WHAT TO PRODUCE: Could you turn the lines starting at the one containing "Where is each" and ending at the one containing "svg-text:$0: $0 — [40, 962, 49, 972]", both included, into a numbered list with any blank lines left out?

RECORDS SHOWN:

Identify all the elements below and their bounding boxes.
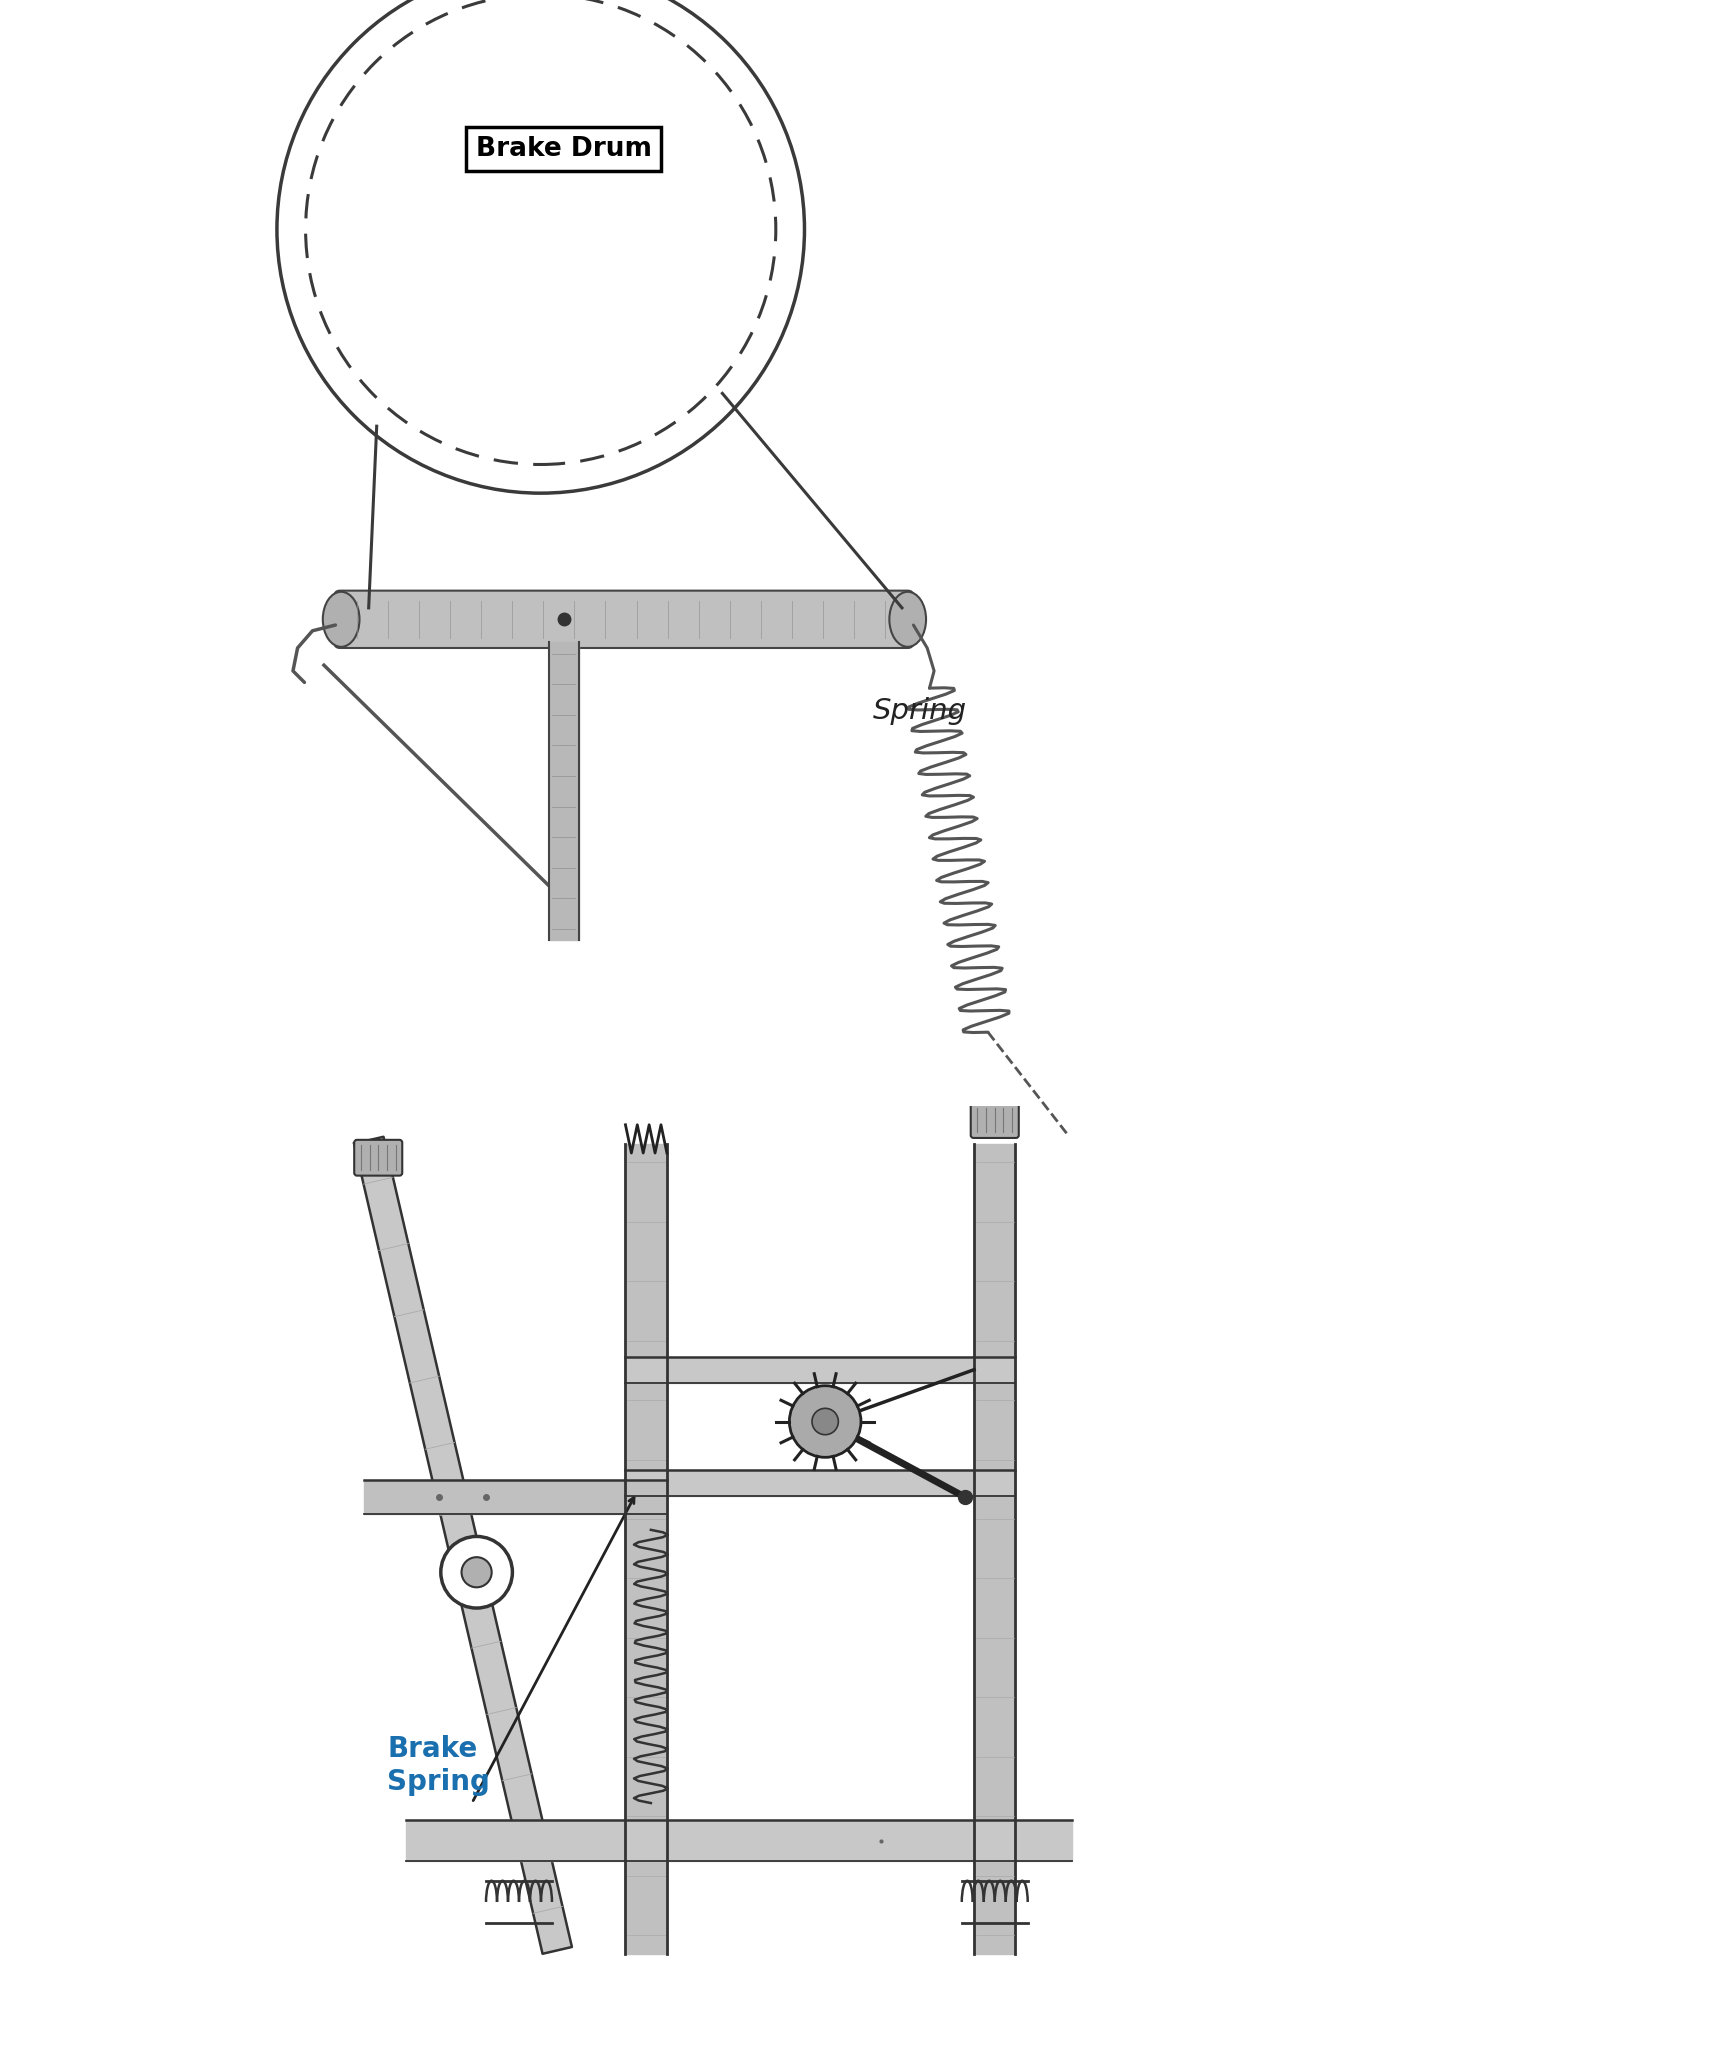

---

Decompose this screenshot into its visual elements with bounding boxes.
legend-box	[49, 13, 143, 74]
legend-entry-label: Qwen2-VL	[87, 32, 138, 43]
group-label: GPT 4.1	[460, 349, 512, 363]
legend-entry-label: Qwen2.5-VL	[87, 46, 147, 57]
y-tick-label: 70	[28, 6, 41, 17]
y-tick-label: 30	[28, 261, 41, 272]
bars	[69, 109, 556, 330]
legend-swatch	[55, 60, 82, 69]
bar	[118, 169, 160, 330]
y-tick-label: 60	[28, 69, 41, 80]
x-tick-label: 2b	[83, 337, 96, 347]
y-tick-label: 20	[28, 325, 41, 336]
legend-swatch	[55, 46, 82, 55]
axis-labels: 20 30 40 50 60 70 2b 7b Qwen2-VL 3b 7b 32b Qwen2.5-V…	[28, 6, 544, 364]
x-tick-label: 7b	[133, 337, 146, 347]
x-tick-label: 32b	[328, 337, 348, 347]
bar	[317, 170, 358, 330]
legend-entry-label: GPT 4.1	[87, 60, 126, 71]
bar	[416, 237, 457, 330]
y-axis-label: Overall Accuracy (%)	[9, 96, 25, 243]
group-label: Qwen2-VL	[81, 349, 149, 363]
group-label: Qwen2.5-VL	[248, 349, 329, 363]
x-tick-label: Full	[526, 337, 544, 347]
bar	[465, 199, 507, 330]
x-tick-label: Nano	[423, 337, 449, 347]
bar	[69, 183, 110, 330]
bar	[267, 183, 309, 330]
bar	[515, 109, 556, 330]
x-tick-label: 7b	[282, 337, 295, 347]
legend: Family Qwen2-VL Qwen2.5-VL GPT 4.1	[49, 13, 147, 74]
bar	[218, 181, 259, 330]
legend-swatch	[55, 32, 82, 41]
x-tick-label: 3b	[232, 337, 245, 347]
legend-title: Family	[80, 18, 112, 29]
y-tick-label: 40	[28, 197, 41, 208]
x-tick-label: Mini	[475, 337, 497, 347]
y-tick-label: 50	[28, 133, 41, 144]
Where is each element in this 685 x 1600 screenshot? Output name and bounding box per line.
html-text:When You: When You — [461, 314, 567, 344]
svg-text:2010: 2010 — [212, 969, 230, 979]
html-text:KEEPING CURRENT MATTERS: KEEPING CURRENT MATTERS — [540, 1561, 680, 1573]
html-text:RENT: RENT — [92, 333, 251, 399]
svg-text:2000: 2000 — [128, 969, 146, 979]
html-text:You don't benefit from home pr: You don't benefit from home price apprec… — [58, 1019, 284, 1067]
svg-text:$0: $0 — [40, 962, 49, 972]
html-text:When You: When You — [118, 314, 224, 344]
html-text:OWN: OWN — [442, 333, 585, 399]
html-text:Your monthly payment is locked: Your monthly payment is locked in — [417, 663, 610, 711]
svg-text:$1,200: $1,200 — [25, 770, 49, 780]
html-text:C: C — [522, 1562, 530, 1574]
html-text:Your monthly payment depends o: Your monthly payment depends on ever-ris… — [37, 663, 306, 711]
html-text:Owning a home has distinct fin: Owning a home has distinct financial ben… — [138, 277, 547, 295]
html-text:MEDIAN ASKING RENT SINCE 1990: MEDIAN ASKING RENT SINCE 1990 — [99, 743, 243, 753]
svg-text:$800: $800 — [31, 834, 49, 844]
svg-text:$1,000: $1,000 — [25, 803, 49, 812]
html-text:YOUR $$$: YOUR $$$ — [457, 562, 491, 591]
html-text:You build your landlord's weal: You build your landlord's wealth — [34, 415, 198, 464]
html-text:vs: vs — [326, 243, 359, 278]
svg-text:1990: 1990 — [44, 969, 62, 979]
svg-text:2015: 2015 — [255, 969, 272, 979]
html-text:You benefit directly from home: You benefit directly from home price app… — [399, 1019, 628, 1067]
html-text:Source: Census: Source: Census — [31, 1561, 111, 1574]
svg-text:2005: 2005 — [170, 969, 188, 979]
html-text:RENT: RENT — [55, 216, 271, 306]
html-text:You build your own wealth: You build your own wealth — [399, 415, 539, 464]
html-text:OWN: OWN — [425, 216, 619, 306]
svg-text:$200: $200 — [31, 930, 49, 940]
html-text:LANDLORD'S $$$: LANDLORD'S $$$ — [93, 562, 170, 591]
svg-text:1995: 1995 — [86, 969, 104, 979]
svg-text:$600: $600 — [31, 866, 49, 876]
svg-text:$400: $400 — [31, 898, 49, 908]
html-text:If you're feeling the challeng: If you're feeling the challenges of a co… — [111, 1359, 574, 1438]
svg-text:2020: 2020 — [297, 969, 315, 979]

---

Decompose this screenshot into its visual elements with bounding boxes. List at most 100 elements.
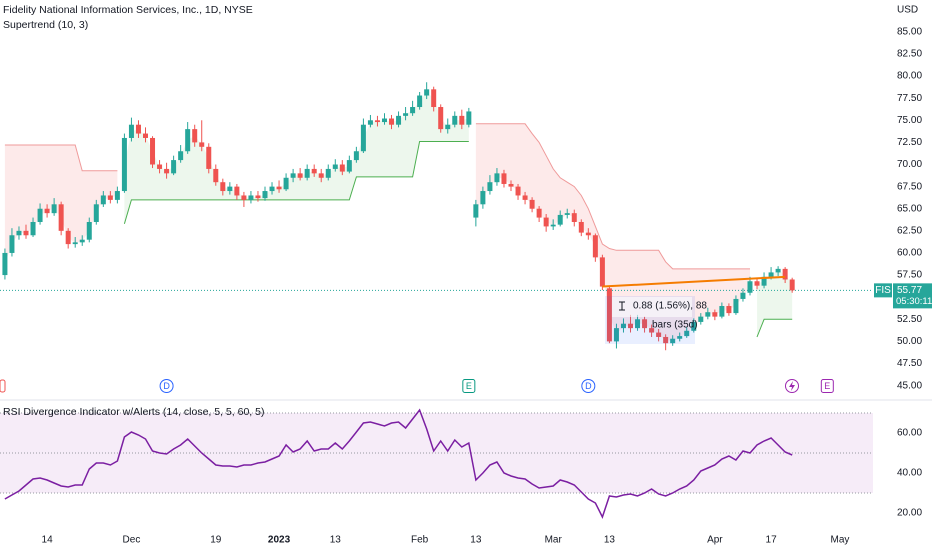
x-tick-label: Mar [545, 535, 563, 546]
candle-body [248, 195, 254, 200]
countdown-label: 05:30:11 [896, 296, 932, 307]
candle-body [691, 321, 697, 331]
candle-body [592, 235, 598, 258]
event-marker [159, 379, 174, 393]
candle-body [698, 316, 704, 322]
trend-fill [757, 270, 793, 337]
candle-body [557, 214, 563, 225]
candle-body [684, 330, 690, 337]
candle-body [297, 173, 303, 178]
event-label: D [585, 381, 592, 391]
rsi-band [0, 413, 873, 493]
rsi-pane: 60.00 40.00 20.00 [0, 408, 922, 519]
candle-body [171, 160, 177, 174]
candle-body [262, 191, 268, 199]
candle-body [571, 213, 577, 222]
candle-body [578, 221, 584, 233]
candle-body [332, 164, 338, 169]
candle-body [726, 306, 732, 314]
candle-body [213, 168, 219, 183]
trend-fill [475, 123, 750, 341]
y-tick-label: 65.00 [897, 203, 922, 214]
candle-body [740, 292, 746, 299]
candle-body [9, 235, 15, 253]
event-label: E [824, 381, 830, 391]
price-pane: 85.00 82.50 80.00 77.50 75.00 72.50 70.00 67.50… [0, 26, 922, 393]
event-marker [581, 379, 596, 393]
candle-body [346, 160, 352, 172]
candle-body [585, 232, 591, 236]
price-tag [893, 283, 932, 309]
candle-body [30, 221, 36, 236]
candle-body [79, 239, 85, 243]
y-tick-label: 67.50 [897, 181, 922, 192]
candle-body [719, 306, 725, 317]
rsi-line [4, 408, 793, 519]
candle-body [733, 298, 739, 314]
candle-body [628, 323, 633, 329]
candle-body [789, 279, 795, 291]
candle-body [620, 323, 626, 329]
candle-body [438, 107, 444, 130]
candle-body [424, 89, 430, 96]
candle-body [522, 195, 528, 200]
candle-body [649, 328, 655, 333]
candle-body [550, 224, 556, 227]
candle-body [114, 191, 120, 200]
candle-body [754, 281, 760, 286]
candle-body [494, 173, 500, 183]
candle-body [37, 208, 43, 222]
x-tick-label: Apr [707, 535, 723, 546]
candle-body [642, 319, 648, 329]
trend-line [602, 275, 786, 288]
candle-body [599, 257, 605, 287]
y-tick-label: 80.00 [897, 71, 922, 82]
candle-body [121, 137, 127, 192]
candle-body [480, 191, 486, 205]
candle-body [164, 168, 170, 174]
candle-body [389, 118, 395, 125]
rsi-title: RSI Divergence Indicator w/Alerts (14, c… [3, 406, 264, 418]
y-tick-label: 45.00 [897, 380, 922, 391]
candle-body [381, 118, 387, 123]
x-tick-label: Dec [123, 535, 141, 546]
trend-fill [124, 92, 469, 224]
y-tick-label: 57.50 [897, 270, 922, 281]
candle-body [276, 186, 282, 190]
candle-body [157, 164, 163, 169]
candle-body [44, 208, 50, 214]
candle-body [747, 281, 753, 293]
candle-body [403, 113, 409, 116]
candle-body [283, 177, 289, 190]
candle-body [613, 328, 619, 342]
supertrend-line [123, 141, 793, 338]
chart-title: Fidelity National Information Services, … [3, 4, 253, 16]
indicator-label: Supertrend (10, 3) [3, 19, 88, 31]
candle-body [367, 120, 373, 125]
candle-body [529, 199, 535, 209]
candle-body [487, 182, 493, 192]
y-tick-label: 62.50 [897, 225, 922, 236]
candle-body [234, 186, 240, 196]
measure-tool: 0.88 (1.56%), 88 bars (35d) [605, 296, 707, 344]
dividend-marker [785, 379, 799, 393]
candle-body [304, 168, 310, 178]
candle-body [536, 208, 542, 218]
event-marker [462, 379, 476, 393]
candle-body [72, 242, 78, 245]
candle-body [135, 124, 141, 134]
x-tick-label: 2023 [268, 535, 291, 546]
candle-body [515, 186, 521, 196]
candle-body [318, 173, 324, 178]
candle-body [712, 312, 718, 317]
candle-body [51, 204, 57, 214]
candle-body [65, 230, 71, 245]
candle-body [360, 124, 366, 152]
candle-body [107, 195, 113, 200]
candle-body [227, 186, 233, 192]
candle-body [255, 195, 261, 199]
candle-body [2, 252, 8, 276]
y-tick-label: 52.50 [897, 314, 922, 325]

ANSWER BELOW:
1. Where is each element in this 685 x 1600 screenshot? Output name and bounding box per line.
2. html-text:When You: When You — [461, 314, 567, 344]
3. svg-text:2010: 2010 — [212, 969, 230, 979]
4. html-text:KEEPING CURRENT MATTERS: KEEPING CURRENT MATTERS — [540, 1561, 680, 1573]
5. html-text:RENT: RENT — [92, 333, 251, 399]
6. svg-text:2000: 2000 — [128, 969, 146, 979]
7. html-text:You don't benefit from home pr: You don't benefit from home price apprec… — [58, 1019, 284, 1067]
8. svg-text:$0: $0 — [40, 962, 49, 972]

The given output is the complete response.